> [Required work]:
Extend the forum post below about knocking down walls to open up a kitchen, picking up after its final sentence.

>> Begin Given text

# Forum Home Renovation Demolition  removing walls

## cheri

Hi everyone I'm new here.
this is my first post here hopefully lots of experienced expert renovators can give me a good idea with my first work.
we are planing to redo our kitchen. (we bought this house and will move in 3months)
so still have time to make a good plan but we don't have access to the house so I took some photo and measured around house.
we'd like to open up the kitchen and lounge room and since there are formal and informal dining area so we are going to extend the small kitchen toward to small formal dining room.and try to make a gallery kitchen bench.
so we want to knock down 2 walls at least 1 -kitchen toward dining room. 2- kitchen pantry wall 
and if it's possible(in budget) we'd like to knock down the wall next to lounge(wardrobe).
I'd like to know how much it will cost me to do that job.which is knock down the walls, plaster, so we can do floor, kitchen light fitting etc.
if anyone know who can do this job in brisbane (northside) please let me know.
and any idea, any opinion welcome. and if anyone have done this sort of job please let me know.

>> End Given text
>> Begin Given data

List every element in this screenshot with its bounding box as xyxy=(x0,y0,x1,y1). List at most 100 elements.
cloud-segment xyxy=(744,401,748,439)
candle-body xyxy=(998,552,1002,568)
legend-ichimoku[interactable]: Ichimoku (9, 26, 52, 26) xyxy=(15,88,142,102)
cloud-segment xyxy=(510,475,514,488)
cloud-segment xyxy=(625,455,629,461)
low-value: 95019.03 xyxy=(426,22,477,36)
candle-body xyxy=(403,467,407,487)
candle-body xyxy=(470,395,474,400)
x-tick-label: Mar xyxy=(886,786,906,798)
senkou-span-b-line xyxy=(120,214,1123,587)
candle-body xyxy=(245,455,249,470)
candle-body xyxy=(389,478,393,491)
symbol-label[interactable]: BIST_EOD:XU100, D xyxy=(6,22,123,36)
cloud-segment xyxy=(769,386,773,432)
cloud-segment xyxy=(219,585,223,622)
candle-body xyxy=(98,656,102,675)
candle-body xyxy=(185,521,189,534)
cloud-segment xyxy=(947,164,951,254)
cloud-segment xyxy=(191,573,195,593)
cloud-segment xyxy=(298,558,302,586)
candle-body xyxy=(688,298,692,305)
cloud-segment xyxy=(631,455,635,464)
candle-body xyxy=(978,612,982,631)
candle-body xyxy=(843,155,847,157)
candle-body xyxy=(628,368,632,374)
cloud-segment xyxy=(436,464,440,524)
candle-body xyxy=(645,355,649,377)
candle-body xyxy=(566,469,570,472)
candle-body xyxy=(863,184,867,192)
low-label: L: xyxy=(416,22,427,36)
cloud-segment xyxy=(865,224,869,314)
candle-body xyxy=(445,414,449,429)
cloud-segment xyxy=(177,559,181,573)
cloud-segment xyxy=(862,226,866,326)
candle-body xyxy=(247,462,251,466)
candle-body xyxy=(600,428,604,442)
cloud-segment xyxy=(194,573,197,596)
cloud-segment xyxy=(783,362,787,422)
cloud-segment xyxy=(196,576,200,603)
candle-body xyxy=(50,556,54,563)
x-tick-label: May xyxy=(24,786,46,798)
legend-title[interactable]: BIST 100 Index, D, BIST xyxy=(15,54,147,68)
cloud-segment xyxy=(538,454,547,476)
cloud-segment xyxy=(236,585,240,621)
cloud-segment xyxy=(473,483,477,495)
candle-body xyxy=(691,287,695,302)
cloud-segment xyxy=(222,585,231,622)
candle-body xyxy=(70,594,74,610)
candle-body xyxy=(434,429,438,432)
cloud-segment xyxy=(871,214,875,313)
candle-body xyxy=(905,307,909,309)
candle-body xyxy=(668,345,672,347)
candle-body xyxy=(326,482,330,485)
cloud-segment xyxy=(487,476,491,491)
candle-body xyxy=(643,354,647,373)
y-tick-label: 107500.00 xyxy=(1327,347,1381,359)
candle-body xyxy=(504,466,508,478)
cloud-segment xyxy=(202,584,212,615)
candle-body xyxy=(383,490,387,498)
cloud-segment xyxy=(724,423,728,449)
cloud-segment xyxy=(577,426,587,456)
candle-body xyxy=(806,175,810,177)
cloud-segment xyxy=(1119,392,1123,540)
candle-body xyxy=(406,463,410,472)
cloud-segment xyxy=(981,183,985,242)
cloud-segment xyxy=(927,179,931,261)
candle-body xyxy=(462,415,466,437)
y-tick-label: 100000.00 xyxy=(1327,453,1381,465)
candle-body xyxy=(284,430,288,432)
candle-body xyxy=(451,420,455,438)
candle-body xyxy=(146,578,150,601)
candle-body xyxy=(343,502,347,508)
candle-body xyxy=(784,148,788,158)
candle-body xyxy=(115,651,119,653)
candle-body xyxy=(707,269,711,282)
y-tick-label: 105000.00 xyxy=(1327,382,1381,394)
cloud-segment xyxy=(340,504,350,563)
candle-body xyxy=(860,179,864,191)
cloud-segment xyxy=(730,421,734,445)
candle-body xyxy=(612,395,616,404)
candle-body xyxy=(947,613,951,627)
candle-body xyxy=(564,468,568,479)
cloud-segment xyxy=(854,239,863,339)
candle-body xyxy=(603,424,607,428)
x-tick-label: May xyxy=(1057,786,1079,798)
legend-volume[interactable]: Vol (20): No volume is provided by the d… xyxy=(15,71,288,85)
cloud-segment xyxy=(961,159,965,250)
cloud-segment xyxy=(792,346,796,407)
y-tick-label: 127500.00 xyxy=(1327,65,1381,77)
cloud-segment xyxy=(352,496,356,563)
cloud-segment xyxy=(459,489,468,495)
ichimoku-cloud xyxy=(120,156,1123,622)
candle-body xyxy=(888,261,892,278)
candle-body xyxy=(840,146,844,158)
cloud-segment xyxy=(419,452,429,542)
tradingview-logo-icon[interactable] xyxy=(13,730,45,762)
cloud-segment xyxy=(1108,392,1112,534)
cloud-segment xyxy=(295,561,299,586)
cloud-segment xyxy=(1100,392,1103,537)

>> End Given data

> [Written reply]:
I have attached photos and floor plan(i made ^^; ) 
kitchen3 photos are the one with floor plan- green walls - defiantly want to knock down red wall- brick arch walls (will keep it) yellow walls- want to knock down (depend on budget and style)

----------


## Cecile

This looks like a very major (and possibly very costly) structural change.  Asking about costs is unfortunately like asking how long is a piece of string...many variables depending on your roof construction.  I'm not a builder but know enough about construction to understand that the only way you'll know is to get a builder up there to see what is required to demolish those walls. 
That said, opening up a space to create a bigger one is, in my book, always a great look.  Good luck! 
If it turns out that you are unable to demolish all those walls, perhaps opening up the brickwork some, for instance squaring off the rounded arches, which are quite dated (in my opinion), adding a support beam (if required), and giving it a rendered and painted finish will make it look less like a bank vault  :Sneaktongue: .

----------


## METRIX

Hi Cheri  
This is a fairly straight forward job to do what you want.
You will need to get a builder in to give you an idea what needs to be re supported in the roof. 
And give you a price for the job, it may not be cheap as there will be floor repairs etc that also need to be done.
Would be impossible to give a price without looking at it to see what engineering needs to be done.

----------


## cheri

Thanks for your  replies 
we are going to replace floor as well so thats not a issue for us.
and I know it can't be done by ourselves. I don't wanna wake up middle of a night without roof over my head lol. 
so I was hoping if theres anyone who knows a good builder who can do a good job for us.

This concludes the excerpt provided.